◆ Perintah 1
Tulis ulang baris-baris catatan, mulai dari baris pertama catatan sampai baris yang memuat "x-tick-label: 4 xyxy=(841,835,860,875)", dengan mengganti setiap "data-point" menjadi "titik-data". Jangan ubah bagian lain.

◆ Teks Sumber
══════

Tuesday, September 30, 2003
Listening: nothing
Doing: trying to use my MSN messenger... ^^++
Wearing: puncak tsihrit and the same shorts i wear yesterday
Thinking: jangan ampe gue kena panggil

Sorry.. but I really have to blog in Indonesian now.. sorry...

SUMPAH LOE?! hari ini lagi rame banget ama masalah kakak kelas manggilin adik kelas... AKA digencet bowh.. aduh pusink gue.. masalahnya udah 6 orang dipanggil!! Semuanya terhitung temen gue lagi!!

Yang pertama itu si Wully kemaren dia digiring ampe deket portal yang gerbang rumahnya Kak Louise. Di situ kayaknya dia udah mau parah nih digencetnya... Tapi PC's dad came to the rescue!!! jadinya dia selamet deh.. cuman sempet dibentak-bentak aja.. tetep aja garank-garank bow.. serem aja deh pokoknya... dia dimak-maki soal waktu dia negor anak kelas 1 yang namanya Vivi. terus dipaksa ngasi tau nama yang lain yang ikut nyamperin si Vivi.

Terus yang kedua, tadi, si Della... dipanggil lagi... wif the same senior... dia lebih parah.. dimak-maki ampe ditoyor gitu kepalanya... (ditempelenk) terus dia juga didorong2.. pokoknya abis2an deh! ampe dia nangis! kesian banget deh.. tabah ya del.. dia dibentak2 katanya bajunya kekecilan.. besok dia harus pake baju kelas 1, kalo nggak mau dibugilin.. amit-amit deh gue.

Itu istirahat pertama, yang istirahat kedua... PC, Olive, and Jay dipanggil... yang ini untungnya gak parah2 banget.. cuman ditereak2in biasalah.. tetep aja itu golongan sangar tapi.. bisa bikin budeglah paling nggak..

══════

◆ Cuplikan Data

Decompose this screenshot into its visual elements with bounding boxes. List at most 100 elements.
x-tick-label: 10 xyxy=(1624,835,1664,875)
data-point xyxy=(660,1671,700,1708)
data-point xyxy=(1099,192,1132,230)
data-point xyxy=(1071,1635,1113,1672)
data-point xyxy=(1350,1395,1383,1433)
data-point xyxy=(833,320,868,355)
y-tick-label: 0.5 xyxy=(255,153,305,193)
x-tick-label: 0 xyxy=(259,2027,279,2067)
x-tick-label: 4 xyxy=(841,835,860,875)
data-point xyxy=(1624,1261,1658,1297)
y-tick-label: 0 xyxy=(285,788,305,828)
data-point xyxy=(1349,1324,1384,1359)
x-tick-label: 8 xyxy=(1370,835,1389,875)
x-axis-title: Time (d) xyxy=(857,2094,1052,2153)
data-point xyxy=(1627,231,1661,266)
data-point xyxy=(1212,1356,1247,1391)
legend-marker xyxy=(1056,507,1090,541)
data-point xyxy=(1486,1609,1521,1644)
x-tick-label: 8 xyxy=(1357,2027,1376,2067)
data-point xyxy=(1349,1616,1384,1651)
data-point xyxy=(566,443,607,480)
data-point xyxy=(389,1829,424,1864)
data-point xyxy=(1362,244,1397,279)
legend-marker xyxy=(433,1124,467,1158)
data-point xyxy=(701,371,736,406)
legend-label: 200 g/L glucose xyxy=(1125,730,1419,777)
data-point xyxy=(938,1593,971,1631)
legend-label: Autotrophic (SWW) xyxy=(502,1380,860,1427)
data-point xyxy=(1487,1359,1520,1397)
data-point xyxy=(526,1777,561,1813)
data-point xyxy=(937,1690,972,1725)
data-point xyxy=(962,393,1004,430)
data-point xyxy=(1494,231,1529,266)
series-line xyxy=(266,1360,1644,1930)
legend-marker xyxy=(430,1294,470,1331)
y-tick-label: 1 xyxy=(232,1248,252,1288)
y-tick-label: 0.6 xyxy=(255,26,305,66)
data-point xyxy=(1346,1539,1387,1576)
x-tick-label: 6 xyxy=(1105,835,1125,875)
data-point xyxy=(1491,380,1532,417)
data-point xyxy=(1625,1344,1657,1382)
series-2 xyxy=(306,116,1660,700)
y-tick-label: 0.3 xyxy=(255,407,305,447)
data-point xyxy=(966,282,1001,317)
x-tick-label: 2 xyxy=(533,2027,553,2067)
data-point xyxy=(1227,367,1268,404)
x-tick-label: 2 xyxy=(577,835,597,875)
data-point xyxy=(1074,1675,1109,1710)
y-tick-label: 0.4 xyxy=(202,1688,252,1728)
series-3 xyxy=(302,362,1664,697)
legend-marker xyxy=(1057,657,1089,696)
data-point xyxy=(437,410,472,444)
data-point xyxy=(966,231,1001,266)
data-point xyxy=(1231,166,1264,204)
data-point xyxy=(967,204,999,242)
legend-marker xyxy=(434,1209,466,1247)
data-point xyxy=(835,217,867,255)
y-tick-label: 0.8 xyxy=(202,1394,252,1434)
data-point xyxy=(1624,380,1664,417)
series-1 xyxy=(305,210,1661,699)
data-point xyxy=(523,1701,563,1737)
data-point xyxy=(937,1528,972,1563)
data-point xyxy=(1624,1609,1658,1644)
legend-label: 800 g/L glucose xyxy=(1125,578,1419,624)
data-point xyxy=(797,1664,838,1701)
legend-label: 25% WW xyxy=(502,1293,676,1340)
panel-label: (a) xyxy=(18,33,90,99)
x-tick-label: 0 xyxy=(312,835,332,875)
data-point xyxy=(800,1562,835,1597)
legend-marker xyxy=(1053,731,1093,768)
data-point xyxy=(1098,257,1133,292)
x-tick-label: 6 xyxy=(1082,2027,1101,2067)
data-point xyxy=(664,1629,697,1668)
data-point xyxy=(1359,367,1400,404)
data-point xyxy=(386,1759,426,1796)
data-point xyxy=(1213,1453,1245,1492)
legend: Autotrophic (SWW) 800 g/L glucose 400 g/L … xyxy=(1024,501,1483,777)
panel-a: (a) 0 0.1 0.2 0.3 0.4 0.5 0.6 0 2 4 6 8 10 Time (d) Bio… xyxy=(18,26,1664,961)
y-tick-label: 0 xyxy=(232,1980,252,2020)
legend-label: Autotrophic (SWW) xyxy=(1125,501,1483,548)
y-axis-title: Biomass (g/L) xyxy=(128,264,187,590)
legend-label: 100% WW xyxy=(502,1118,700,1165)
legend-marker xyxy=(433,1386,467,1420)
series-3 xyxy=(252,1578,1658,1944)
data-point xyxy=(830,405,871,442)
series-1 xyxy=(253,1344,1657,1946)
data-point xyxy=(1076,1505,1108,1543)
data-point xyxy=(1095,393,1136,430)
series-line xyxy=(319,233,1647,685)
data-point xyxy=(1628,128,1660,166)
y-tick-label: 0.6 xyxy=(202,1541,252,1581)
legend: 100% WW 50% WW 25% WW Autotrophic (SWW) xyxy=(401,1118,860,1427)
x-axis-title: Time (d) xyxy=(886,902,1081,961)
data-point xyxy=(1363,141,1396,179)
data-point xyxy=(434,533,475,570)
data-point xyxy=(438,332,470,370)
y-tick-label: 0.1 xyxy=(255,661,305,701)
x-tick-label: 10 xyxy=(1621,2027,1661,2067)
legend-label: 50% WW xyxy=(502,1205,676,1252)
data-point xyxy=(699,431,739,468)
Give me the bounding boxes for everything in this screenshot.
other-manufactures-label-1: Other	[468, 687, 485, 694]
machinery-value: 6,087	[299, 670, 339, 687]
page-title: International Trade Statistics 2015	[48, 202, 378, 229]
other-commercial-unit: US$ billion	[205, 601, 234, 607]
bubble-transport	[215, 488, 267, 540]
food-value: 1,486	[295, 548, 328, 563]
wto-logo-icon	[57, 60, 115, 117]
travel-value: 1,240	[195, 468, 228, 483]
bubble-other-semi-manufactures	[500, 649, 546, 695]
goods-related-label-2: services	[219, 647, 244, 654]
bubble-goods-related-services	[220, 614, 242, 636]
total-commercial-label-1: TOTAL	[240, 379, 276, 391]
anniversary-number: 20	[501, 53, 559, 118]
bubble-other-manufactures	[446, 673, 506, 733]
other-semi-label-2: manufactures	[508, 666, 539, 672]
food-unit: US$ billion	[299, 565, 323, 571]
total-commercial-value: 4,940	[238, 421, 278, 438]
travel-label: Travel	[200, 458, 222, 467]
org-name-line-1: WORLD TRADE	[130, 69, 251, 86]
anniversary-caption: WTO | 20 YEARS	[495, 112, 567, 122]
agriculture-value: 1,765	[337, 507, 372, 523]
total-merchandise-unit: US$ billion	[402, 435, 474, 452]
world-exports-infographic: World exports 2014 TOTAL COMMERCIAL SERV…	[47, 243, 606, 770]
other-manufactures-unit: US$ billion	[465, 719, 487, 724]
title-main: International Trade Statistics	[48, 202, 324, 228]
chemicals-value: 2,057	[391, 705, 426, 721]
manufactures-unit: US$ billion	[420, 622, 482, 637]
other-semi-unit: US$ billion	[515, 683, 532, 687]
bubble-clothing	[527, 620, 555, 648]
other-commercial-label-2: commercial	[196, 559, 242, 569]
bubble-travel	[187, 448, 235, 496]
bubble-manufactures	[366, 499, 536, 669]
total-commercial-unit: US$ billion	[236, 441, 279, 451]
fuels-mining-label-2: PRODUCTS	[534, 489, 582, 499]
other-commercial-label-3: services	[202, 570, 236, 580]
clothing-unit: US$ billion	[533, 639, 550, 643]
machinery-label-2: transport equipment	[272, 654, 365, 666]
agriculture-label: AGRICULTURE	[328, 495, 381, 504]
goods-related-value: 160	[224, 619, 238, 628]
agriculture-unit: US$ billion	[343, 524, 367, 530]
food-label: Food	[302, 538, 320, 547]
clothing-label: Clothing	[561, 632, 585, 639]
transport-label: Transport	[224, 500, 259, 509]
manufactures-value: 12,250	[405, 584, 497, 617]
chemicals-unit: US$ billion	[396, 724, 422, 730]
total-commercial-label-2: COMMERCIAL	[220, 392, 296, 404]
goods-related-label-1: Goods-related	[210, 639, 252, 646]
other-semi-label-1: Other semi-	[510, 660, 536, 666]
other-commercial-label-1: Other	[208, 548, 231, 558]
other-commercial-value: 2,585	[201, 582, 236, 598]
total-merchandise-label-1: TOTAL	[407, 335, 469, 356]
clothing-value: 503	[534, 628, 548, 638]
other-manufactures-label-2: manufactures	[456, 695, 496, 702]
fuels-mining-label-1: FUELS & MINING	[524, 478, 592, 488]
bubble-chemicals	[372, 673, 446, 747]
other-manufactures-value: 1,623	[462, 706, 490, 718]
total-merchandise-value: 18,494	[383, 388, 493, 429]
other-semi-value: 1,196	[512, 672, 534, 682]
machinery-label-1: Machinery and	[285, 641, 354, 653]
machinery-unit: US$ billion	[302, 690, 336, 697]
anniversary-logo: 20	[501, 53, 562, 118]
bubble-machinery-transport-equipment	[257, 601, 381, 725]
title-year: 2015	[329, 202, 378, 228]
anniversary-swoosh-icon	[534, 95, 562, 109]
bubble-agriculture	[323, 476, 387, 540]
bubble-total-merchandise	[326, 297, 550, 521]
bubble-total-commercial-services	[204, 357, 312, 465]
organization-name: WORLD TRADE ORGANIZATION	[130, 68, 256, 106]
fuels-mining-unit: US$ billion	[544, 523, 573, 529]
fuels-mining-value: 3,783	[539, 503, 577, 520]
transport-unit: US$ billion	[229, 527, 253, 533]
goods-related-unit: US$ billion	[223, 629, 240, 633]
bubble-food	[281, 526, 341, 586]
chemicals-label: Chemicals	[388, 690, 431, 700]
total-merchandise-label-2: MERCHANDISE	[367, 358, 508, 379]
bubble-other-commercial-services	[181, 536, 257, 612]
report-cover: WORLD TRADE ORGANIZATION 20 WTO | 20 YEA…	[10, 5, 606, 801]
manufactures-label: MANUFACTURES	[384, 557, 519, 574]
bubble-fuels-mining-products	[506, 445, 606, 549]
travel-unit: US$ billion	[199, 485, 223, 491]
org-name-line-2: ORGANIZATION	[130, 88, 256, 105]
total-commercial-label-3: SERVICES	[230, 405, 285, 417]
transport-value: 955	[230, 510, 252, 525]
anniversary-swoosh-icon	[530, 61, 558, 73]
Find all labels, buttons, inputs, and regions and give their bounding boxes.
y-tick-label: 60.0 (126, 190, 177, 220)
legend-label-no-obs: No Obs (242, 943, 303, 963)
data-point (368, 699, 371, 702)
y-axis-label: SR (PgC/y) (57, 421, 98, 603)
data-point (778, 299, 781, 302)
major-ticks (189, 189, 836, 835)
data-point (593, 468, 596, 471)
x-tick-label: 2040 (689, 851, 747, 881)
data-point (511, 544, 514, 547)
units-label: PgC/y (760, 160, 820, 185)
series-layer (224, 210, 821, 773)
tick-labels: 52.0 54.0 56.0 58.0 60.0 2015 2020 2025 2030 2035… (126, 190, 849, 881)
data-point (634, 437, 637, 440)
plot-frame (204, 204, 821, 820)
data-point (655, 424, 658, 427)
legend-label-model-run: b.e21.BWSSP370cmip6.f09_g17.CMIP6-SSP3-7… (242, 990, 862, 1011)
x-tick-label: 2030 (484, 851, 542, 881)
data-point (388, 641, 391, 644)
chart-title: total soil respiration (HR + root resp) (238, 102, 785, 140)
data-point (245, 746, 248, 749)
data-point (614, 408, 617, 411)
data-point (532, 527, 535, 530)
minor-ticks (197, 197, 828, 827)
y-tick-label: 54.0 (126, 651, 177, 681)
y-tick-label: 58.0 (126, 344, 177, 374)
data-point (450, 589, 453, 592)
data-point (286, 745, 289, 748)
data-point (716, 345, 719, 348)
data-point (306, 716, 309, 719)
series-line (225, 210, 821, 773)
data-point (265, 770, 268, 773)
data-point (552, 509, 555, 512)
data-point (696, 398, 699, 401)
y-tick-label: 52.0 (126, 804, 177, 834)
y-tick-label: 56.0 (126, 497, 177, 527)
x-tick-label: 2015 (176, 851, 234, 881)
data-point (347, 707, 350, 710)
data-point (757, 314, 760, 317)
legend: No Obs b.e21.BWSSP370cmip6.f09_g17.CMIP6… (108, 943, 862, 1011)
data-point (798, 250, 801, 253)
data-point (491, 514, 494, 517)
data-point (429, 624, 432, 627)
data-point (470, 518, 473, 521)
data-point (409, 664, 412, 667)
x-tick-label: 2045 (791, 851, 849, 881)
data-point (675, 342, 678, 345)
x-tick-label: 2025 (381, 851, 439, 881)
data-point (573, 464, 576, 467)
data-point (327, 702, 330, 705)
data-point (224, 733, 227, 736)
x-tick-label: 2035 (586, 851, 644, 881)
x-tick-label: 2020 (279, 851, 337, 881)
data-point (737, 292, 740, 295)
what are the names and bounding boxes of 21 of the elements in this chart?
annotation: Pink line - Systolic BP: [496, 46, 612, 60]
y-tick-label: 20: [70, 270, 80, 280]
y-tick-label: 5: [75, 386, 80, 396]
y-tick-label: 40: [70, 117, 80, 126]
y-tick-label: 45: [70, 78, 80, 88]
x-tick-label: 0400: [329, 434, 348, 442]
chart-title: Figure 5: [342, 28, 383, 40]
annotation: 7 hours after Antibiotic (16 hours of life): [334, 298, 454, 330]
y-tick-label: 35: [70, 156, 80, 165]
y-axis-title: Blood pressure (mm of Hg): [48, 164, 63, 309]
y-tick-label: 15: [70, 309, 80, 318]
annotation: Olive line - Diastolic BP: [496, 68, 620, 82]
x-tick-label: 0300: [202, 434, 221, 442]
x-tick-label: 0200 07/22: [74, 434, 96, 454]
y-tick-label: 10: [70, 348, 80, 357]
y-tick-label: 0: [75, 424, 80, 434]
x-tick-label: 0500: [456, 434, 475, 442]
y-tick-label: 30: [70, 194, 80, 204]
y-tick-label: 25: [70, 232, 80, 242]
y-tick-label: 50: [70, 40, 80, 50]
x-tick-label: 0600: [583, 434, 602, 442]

══════

◆ Perintah 2
Lanjutkan tulisan blog tentang kakak kelas yang memanggil adik kelas itu, mulai setelah kalimat terakhirnya.

◆ Hasil Tugas 1
Decompose this screenshot into its visual elements with bounding boxes. List at most 100 elements.
x-tick-label: 10 xyxy=(1624,835,1664,875)
titik-data xyxy=(660,1671,700,1708)
titik-data xyxy=(1099,192,1132,230)
titik-data xyxy=(1071,1635,1113,1672)
titik-data xyxy=(1350,1395,1383,1433)
titik-data xyxy=(833,320,868,355)
y-tick-label: 0.5 xyxy=(255,153,305,193)
x-tick-label: 0 xyxy=(259,2027,279,2067)
x-tick-label: 4 xyxy=(841,835,860,875)

◆ Hasil Tugas 2
Terus yang terakhir, si milka, dipanggil waktu istirahat ketiga. Unlike the other girls, she wasn't scrared. Not even close. Dia ngelawan. Sumpah! dia tuh bener2 pahlawan banget deh! berani banget gitu.. hebat2.. nyali besar... gue salut soalnya gue pasti gak bisa kayak gitu... katanya dia BH-nya dijepret, Kakak kelasnya itu pada sebel ama Milka karena Milka kalo pake BH warna-warni.. ^^;; tau deh.. pokoknya yang jelas Milka berani banget!!

Huehh.. cape cerita.. gotta run to the toilet!

out of the darkness and into the sun 9:16 PM



Monday, September 29, 2003
Listening: this osng in the radio... "monalisa...monalisa..."
Doing: Writing an email for Mariska
Wearing: this tshirt i paint on my last year art class..
Thinking: Umm.... how did wully do?

My friend, Wully was call out by the seniors today. And that was totally freakin' us out! We hope nothing bad happened to her... The seniors brang Wully to someplace quiet.. I think they were really gonna do this seriously.. Luckily, PC's dad came to the rescue.. he came up to them and told them not to harm her and stuff. I guess she'd be safe... let's just hope she didn't tell on PC.

Aduhh.. bahasa inggris gue kayak sayur toge campur jagung... ngerti??? maksudnya berantakan gituu...
out of the darkness and into the sun 8:53 PM



Saturday, September 27, 2003
Listening: Hidell
Doing: thinking about the new skins..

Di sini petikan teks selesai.